**Objective**
Each line of the data that includes the string "党政机关" is to be copied out.

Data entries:

——

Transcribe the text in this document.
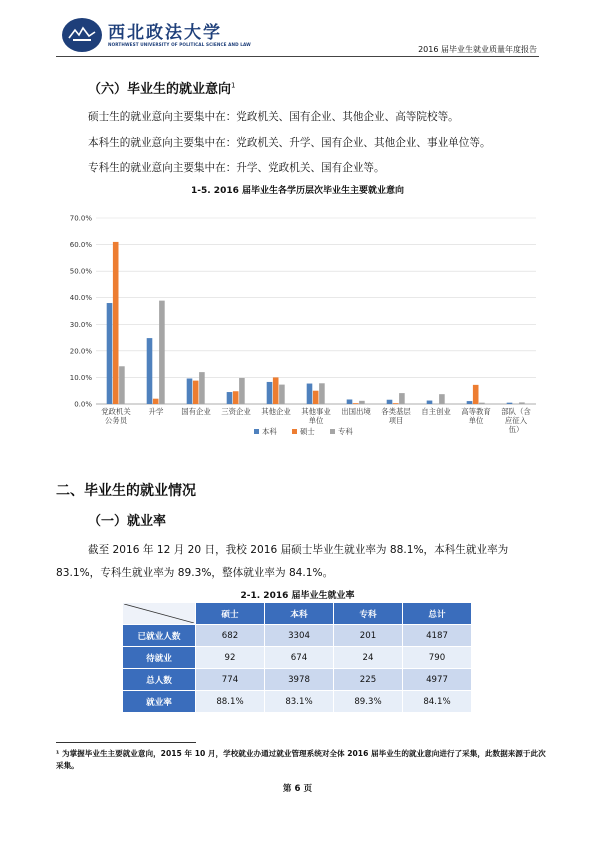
西北政法大学
NORTHWEST UNIVERSITY OF POLITICAL SCIENCE AND LAW
2016 届毕业生就业质量年度报告
（六）毕业生的就业意向$^1$
硕士生的就业意向主要集中在：党政机关、国有企业、其他企业、高等院校等。
本科生的就业意向主要集中在：党政机关、升学、国有企业、其他企业、事业单位等。
专科生的就业意向主要集中在：升学、党政机关、国有企业等。
1-5. 2016 届毕业生各学历层次毕业生主要就业意向
0.0%
10.0%
20.0%
30.0%
40.0%
50.0%
60.0%
70.0%
党政机关
公务员
升学 国有企业 三资企业 其他企业 其他事业
单位
出国出境 各类基层
项目
自主创业 高等教育
单位
部队（含
应征入
伍）
本科	硕士	专科
二、毕业生的就业情况
（一）就业率
截至 2016 年 12 月 20 日，我校 2016 届硕士毕业生就业率为 88.1%，本科生就业率为
83.1%，专科生就业率为 89.3%，整体就业率为 84.1%。
2-1. 2016 届毕业生就业率
	硕士	本科	专科	总计
已就业人数	682	3304	201	4187
待就业	92	674	24	790
总人数	774	3978	225	4977
就业率	88.1%	83.1%	89.3%	84.1%
¹ 为掌握毕业生主要就业意向，2015 年 10 月，学校就业办通过就业管理系统对全体 2016 届毕业生的就业意向进行了采集，此数据来源于此次采集。
第 6 页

——

**Solution to this problem**
硕士生的就业意向主要集中在：党政机关、国有企业、其他企业、高等院校等。
本科生的就业意向主要集中在：党政机关、升学、国有企业、其他企业、事业单位等。
专科生的就业意向主要集中在：升学、党政机关、国有企业等。
党政机关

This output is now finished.